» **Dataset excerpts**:
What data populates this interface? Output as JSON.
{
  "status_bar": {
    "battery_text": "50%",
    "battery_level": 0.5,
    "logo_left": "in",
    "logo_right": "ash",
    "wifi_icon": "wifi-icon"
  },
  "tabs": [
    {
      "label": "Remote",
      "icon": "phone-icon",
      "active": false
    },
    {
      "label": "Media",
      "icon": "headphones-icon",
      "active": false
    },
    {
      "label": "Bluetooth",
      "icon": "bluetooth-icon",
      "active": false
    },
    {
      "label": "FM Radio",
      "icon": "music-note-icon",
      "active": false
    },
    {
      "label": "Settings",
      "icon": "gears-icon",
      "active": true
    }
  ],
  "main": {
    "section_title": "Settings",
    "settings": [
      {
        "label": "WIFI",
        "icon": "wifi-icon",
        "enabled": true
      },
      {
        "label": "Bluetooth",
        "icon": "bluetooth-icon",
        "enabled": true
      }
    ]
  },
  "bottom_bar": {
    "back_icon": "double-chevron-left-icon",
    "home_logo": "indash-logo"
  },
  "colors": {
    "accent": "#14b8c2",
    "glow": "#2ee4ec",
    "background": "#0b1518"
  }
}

...

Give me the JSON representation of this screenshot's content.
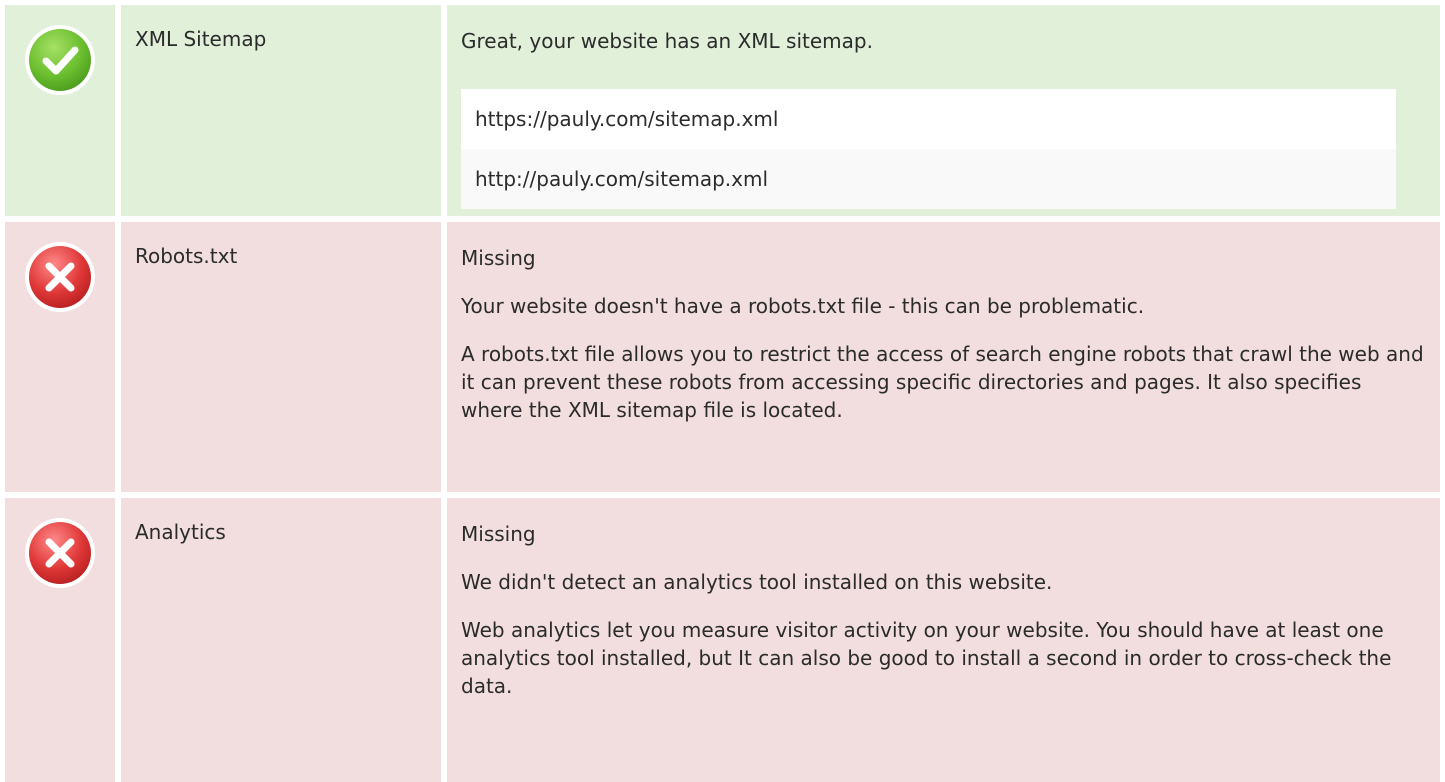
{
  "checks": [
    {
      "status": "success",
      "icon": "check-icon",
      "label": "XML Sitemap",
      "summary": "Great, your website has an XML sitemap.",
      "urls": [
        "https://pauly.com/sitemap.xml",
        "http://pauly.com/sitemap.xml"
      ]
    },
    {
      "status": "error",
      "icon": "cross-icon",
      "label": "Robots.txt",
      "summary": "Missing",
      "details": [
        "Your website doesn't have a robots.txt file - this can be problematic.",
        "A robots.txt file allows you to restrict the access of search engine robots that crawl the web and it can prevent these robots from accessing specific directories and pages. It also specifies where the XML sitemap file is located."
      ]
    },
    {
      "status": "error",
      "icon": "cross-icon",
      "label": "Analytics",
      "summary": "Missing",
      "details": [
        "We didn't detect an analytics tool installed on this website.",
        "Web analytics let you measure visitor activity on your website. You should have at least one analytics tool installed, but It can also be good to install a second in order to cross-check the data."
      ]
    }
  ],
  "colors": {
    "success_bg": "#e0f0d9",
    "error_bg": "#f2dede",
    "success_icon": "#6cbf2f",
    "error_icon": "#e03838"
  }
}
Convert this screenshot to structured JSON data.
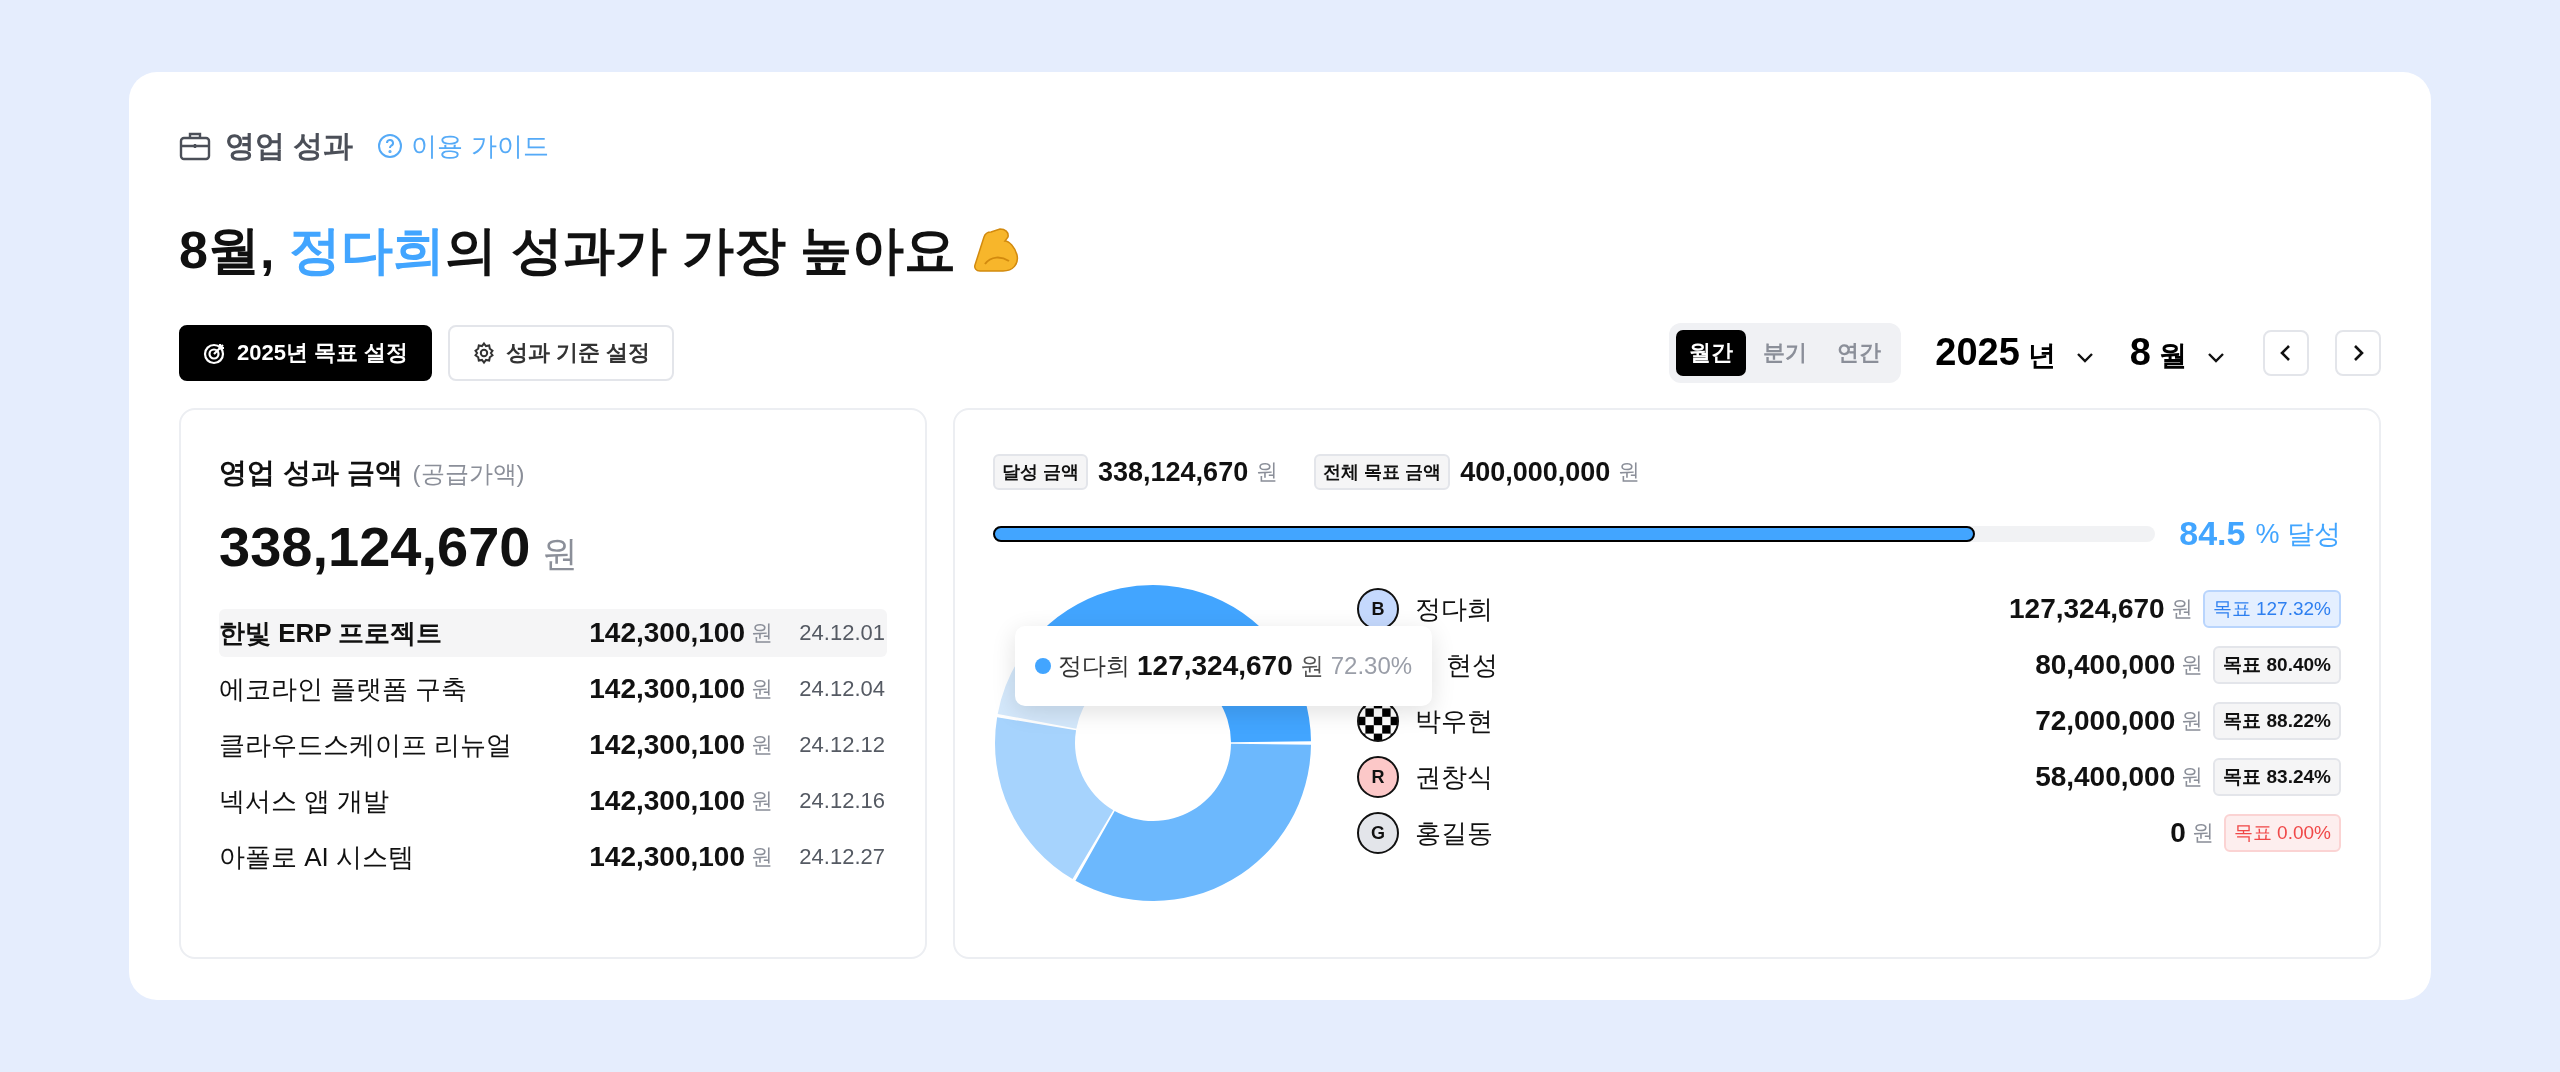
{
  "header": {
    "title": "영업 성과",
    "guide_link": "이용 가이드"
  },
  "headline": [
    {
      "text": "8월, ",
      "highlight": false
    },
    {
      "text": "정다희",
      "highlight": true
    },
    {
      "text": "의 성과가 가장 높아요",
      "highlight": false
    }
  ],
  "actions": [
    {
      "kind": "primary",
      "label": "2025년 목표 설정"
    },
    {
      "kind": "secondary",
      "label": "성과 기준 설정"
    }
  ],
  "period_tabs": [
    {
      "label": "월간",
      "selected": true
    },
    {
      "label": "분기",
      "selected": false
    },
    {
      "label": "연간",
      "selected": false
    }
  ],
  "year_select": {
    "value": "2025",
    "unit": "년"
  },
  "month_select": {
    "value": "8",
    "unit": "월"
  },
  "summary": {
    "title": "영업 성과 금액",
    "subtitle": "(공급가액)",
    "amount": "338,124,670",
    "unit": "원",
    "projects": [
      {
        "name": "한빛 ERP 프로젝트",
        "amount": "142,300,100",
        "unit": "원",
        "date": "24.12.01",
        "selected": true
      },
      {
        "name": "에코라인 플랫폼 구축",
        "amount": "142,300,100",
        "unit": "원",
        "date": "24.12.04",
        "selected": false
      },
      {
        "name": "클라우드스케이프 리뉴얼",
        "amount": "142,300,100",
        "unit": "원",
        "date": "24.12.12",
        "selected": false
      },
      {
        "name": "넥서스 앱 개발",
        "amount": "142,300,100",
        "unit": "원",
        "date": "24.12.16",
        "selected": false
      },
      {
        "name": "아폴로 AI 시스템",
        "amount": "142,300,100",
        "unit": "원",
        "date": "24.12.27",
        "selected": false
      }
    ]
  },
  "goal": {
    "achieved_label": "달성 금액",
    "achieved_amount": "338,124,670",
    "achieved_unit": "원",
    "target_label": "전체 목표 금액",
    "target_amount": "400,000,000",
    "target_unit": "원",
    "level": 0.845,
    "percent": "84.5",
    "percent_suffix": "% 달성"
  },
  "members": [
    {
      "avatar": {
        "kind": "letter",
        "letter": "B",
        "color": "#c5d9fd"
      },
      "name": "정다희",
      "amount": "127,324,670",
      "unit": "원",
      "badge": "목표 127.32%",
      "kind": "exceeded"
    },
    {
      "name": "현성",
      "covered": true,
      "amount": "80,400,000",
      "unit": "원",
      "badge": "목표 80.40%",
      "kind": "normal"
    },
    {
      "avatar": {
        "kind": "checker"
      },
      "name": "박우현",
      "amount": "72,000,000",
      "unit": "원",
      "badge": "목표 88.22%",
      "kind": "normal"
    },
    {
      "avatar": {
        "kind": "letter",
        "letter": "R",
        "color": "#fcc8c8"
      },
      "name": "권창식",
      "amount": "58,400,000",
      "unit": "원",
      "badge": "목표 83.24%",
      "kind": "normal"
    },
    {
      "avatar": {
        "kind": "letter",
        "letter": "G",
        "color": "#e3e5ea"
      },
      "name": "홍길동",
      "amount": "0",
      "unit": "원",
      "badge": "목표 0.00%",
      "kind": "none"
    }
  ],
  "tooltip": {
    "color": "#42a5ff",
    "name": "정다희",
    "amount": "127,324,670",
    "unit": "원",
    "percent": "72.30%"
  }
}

» **Work to complete**: Only the count is needed: the number of lines in the data that include the word "date".

» **Response to the task**: 5